**PROVIDED RECORDS:**
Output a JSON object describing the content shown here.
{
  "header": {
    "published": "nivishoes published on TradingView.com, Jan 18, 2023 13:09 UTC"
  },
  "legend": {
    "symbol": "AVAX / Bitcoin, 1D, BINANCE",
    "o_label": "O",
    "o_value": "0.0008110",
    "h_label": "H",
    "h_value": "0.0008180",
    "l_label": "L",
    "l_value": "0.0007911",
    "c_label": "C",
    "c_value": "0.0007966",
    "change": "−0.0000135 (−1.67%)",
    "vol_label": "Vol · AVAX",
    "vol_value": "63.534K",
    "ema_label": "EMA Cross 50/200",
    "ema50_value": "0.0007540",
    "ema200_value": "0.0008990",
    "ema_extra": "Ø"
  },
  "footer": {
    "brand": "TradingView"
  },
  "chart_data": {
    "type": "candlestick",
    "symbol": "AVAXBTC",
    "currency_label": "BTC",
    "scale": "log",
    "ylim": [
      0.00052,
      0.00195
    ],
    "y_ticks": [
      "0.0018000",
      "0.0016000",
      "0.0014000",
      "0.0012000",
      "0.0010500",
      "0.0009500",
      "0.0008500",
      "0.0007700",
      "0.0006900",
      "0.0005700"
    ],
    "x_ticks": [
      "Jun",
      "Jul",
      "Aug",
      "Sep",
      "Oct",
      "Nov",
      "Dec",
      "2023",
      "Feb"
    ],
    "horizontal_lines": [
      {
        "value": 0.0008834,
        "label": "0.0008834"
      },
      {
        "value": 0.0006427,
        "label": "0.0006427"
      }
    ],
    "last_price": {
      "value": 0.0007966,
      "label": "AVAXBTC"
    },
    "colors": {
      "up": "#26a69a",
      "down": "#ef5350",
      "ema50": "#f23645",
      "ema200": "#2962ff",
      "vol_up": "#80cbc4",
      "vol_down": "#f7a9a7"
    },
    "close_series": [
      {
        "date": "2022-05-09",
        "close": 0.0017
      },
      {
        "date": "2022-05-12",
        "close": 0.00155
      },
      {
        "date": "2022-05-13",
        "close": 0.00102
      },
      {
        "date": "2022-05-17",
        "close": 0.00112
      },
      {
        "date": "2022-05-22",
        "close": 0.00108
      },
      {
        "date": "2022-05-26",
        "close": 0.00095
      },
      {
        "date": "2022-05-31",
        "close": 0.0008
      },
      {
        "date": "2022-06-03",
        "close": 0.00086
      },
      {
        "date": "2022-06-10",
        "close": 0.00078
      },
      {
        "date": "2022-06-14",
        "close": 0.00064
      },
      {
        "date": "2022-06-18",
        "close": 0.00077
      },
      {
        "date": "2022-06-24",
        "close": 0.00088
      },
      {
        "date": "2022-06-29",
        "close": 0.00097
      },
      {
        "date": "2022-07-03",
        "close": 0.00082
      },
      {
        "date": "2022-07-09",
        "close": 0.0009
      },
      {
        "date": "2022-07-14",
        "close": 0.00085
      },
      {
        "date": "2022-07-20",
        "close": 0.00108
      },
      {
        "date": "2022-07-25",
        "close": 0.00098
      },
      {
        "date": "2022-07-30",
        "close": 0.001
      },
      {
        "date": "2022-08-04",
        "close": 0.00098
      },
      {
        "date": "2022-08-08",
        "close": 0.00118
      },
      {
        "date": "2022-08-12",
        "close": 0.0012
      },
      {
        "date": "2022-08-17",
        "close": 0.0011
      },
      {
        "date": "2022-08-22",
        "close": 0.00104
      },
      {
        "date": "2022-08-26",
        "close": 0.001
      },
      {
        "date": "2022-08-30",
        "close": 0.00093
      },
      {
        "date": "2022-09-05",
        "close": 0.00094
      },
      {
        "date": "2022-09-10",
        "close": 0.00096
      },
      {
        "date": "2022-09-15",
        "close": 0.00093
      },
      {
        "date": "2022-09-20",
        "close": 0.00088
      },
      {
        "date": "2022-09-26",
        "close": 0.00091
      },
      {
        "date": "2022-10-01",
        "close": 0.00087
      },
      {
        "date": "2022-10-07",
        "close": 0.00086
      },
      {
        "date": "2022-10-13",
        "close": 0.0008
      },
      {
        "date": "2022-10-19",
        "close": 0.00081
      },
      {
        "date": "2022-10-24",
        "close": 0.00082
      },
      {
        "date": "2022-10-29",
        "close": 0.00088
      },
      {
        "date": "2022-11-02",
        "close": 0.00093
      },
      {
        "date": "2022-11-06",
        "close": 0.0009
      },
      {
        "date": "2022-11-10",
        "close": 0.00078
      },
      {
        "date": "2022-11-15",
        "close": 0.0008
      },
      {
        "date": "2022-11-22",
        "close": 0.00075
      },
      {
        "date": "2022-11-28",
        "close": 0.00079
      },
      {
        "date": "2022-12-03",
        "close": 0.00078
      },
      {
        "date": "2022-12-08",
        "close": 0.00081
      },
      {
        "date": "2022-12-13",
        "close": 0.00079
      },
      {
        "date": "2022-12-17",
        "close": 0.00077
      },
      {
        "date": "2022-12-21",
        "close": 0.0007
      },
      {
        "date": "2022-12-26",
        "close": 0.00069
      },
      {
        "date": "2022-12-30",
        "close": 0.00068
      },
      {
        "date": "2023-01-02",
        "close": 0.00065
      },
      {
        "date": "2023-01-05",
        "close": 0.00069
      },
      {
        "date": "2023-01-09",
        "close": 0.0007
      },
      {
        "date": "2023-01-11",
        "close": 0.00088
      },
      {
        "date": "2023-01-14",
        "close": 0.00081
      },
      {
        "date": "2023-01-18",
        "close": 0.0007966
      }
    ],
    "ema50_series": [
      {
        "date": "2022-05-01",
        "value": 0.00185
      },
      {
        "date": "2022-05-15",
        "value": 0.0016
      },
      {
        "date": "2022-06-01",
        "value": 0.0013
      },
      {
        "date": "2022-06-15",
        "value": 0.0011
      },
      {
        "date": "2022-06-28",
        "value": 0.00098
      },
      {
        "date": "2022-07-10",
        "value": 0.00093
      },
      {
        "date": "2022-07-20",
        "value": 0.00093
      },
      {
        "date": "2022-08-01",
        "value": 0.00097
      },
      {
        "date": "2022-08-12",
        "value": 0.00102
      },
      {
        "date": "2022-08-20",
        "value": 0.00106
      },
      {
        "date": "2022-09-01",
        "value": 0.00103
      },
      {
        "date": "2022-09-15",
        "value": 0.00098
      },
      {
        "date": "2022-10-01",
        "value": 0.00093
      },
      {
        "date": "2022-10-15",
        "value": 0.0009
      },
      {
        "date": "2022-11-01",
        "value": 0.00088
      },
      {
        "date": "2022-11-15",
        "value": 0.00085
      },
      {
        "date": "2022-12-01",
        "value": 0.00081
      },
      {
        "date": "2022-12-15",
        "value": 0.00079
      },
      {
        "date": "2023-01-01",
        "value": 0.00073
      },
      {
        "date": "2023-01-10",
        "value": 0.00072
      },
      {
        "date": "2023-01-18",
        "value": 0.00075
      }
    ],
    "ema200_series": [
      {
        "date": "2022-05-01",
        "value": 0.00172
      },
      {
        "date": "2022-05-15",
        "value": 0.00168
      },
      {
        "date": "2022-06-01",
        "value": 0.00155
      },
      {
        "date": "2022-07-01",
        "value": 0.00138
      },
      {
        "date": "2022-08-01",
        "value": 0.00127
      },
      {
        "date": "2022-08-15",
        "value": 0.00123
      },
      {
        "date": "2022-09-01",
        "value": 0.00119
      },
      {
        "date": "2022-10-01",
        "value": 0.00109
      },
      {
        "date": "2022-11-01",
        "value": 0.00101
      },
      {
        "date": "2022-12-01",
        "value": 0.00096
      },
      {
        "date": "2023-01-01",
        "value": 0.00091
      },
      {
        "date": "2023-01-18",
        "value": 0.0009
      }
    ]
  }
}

**WHAT IS NEEDED:**
Copy all the lines, exactly.

**SOLVED PROBLEM:**
Output a JSON object describing the content shown here.
{
  "header": {
    "published": "nivishoes published on TradingView.com, Jan 18, 2023 13:09 UTC"
  },
  "legend": {
    "symbol": "AVAX / Bitcoin, 1D, BINANCE",
    "o_label": "O",
    "o_value": "0.0008110",
    "h_label": "H",
    "h_value": "0.0008180",
    "l_label": "L",
    "l_value": "0.0007911",
    "c_label": "C",
    "c_value": "0.0007966",
    "change": "−0.0000135 (−1.67%)",
    "vol_label": "Vol · AVAX",
    "vol_value": "63.534K",
    "ema_label": "EMA Cross 50/200",
    "ema50_value": "0.0007540",
    "ema200_value": "0.0008990",
    "ema_extra": "Ø"
  },
  "footer": {
    "brand": "TradingView"
  },
  "chart_data": {
    "type": "candlestick",
    "symbol": "AVAXBTC",
    "currency_label": "BTC",
    "scale": "log",
    "ylim": [
      0.00052,
      0.00195
    ],
    "y_ticks": [
      "0.0018000",
      "0.0016000",
      "0.0014000",
      "0.0012000",
      "0.0010500",
      "0.0009500",
      "0.0008500",
      "0.0007700",
      "0.0006900",
      "0.0005700"
    ],
    "x_ticks": [
      "Jun",
      "Jul",
      "Aug",
      "Sep",
      "Oct",
      "Nov",
      "Dec",
      "2023",
      "Feb"
    ],
    "horizontal_lines": [
      {
        "value": 0.0008834,
        "label": "0.0008834"
      },
      {
        "value": 0.0006427,
        "label": "0.0006427"
      }
    ],
    "last_price": {
      "value": 0.0007966,
      "label": "AVAXBTC"
    },
    "colors": {
      "up": "#26a69a",
      "down": "#ef5350",
      "ema50": "#f23645",
      "ema200": "#2962ff",
      "vol_up": "#80cbc4",
      "vol_down": "#f7a9a7"
    },
    "close_series": [
      {
        "date": "2022-05-09",
        "close": 0.0017
      },
      {
        "date": "2022-05-12",
        "close": 0.00155
      },
      {
        "date": "2022-05-13",
        "close": 0.00102
      },
      {
        "date": "2022-05-17",
        "close": 0.00112
      },
      {
        "date": "2022-05-22",
        "close": 0.00108
      },
      {
        "date": "2022-05-26",
        "close": 0.00095
      },
      {
        "date": "2022-05-31",
        "close": 0.0008
      },
      {
        "date": "2022-06-03",
        "close": 0.00086
      },
      {
        "date": "2022-06-10",
        "close": 0.00078
      },
      {
        "date": "2022-06-14",
        "close": 0.00064
      },
      {
        "date": "2022-06-18",
        "close": 0.00077
      },
      {
        "date": "2022-06-24",
        "close": 0.00088
      },
      {
        "date": "2022-06-29",
        "close": 0.00097
      },
      {
        "date": "2022-07-03",
        "close": 0.00082
      },
      {
        "date": "2022-07-09",
        "close": 0.0009
      },
      {
        "date": "2022-07-14",
        "close": 0.00085
      },
      {
        "date": "2022-07-20",
        "close": 0.00108
      },
      {
        "date": "2022-07-25",
        "close": 0.00098
      },
      {
        "date": "2022-07-30",
        "close": 0.001
      },
      {
        "date": "2022-08-04",
        "close": 0.00098
      },
      {
        "date": "2022-08-08",
        "close": 0.00118
      },
      {
        "date": "2022-08-12",
        "close": 0.0012
      },
      {
        "date": "2022-08-17",
        "close": 0.0011
      },
      {
        "date": "2022-08-22",
        "close": 0.00104
      },
      {
        "date": "2022-08-26",
        "close": 0.001
      },
      {
        "date": "2022-08-30",
        "close": 0.00093
      },
      {
        "date": "2022-09-05",
        "close": 0.00094
      },
      {
        "date": "2022-09-10",
        "close": 0.00096
      },
      {
        "date": "2022-09-15",
        "close": 0.00093
      },
      {
        "date": "2022-09-20",
        "close": 0.00088
      },
      {
        "date": "2022-09-26",
        "close": 0.00091
      },
      {
        "date": "2022-10-01",
        "close": 0.00087
      },
      {
        "date": "2022-10-07",
        "close": 0.00086
      },
      {
        "date": "2022-10-13",
        "close": 0.0008
      },
      {
        "date": "2022-10-19",
        "close": 0.00081
      },
      {
        "date": "2022-10-24",
        "close": 0.00082
      },
      {
        "date": "2022-10-29",
        "close": 0.00088
      },
      {
        "date": "2022-11-02",
        "close": 0.00093
      },
      {
        "date": "2022-11-06",
        "close": 0.0009
      },
      {
        "date": "2022-11-10",
        "close": 0.00078
      },
      {
        "date": "2022-11-15",
        "close": 0.0008
      },
      {
        "date": "2022-11-22",
        "close": 0.00075
      },
      {
        "date": "2022-11-28",
        "close": 0.00079
      },
      {
        "date": "2022-12-03",
        "close": 0.00078
      },
      {
        "date": "2022-12-08",
        "close": 0.00081
      },
      {
        "date": "2022-12-13",
        "close": 0.00079
      },
      {
        "date": "2022-12-17",
        "close": 0.00077
      },
      {
        "date": "2022-12-21",
        "close": 0.0007
      },
      {
        "date": "2022-12-26",
        "close": 0.00069
      },
      {
        "date": "2022-12-30",
        "close": 0.00068
      },
      {
        "date": "2023-01-02",
        "close": 0.00065
      },
      {
        "date": "2023-01-05",
        "close": 0.00069
      },
      {
        "date": "2023-01-09",
        "close": 0.0007
      },
      {
        "date": "2023-01-11",
        "close": 0.00088
      },
      {
        "date": "2023-01-14",
        "close": 0.00081
      },
      {
        "date": "2023-01-18",
        "close": 0.0007966
      }
    ],
    "ema50_series": [
      {
        "date": "2022-05-01",
        "value": 0.00185
      },
      {
        "date": "2022-05-15",
        "value": 0.0016
      },
      {
        "date": "2022-06-01",
        "value": 0.0013
      },
      {
        "date": "2022-06-15",
        "value": 0.0011
      },
      {
        "date": "2022-06-28",
        "value": 0.00098
      },
      {
        "date": "2022-07-10",
        "value": 0.00093
      },
      {
        "date": "2022-07-20",
        "value": 0.00093
      },
      {
        "date": "2022-08-01",
        "value": 0.00097
      },
      {
        "date": "2022-08-12",
        "value": 0.00102
      },
      {
        "date": "2022-08-20",
        "value": 0.00106
      },
      {
        "date": "2022-09-01",
        "value": 0.00103
      },
      {
        "date": "2022-09-15",
        "value": 0.00098
      },
      {
        "date": "2022-10-01",
        "value": 0.00093
      },
      {
        "date": "2022-10-15",
        "value": 0.0009
      },
      {
        "date": "2022-11-01",
        "value": 0.00088
      },
      {
        "date": "2022-11-15",
        "value": 0.00085
      },
      {
        "date": "2022-12-01",
        "value": 0.00081
      },
      {
        "date": "2022-12-15",
        "value": 0.00079
      },
      {
        "date": "2023-01-01",
        "value": 0.00073
      },
      {
        "date": "2023-01-10",
        "value": 0.00072
      },
      {
        "date": "2023-01-18",
        "value": 0.00075
      }
    ],
    "ema200_series": [
      {
        "date": "2022-05-01",
        "value": 0.00172
      },
      {
        "date": "2022-05-15",
        "value": 0.00168
      },
      {
        "date": "2022-06-01",
        "value": 0.00155
      },
      {
        "date": "2022-07-01",
        "value": 0.00138
      },
      {
        "date": "2022-08-01",
        "value": 0.00127
      },
      {
        "date": "2022-08-15",
        "value": 0.00123
      },
      {
        "date": "2022-09-01",
        "value": 0.00119
      },
      {
        "date": "2022-10-01",
        "value": 0.00109
      },
      {
        "date": "2022-11-01",
        "value": 0.00101
      },
      {
        "date": "2022-12-01",
        "value": 0.00096
      },
      {
        "date": "2023-01-01",
        "value": 0.00091
      },
      {
        "date": "2023-01-18",
        "value": 0.0009
      }
    ]
  }
}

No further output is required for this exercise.